* [TASK TO COMPLETE]
Write the records out again, precisely as they stand.
------ PROVIDED ENTRIES ------
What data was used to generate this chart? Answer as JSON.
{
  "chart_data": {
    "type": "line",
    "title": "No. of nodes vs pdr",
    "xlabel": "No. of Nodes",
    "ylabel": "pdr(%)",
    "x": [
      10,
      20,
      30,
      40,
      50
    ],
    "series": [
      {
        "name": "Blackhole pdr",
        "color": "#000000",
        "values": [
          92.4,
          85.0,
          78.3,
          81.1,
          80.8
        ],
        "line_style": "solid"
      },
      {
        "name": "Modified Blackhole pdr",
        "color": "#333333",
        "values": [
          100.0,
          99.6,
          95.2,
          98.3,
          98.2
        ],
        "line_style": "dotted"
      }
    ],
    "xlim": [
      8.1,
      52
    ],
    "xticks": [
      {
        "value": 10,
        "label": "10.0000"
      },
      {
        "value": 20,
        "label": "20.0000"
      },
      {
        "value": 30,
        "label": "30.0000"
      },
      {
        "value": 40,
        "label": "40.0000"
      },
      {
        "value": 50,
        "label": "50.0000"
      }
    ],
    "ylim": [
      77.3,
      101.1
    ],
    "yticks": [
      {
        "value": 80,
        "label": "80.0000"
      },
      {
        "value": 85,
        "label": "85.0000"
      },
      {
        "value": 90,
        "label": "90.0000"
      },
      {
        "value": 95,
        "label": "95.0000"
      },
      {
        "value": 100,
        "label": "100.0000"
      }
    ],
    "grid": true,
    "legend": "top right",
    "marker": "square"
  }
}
------
* [OUTPUT FOR THIS TASK]
What data was used to generate this chart? Answer as JSON.
{
  "chart_data": {
    "type": "line",
    "title": "No. of nodes vs pdr",
    "xlabel": "No. of Nodes",
    "ylabel": "pdr(%)",
    "x": [
      10,
      20,
      30,
      40,
      50
    ],
    "series": [
      {
        "name": "Blackhole pdr",
        "color": "#000000",
        "values": [
          92.4,
          85.0,
          78.3,
          81.1,
          80.8
        ],
        "line_style": "solid"
      },
      {
        "name": "Modified Blackhole pdr",
        "color": "#333333",
        "values": [
          100.0,
          99.6,
          95.2,
          98.3,
          98.2
        ],
        "line_style": "dotted"
      }
    ],
    "xlim": [
      8.1,
      52
    ],
    "xticks": [
      {
        "value": 10,
        "label": "10.0000"
      },
      {
        "value": 20,
        "label": "20.0000"
      },
      {
        "value": 30,
        "label": "30.0000"
      },
      {
        "value": 40,
        "label": "40.0000"
      },
      {
        "value": 50,
        "label": "50.0000"
      }
    ],
    "ylim": [
      77.3,
      101.1
    ],
    "yticks": [
      {
        "value": 80,
        "label": "80.0000"
      },
      {
        "value": 85,
        "label": "85.0000"
      },
      {
        "value": 90,
        "label": "90.0000"
      },
      {
        "value": 95,
        "label": "95.0000"
      },
      {
        "value": 100,
        "label": "100.0000"
      }
    ],
    "grid": true,
    "legend": "top right",
    "marker": "square"
  }
}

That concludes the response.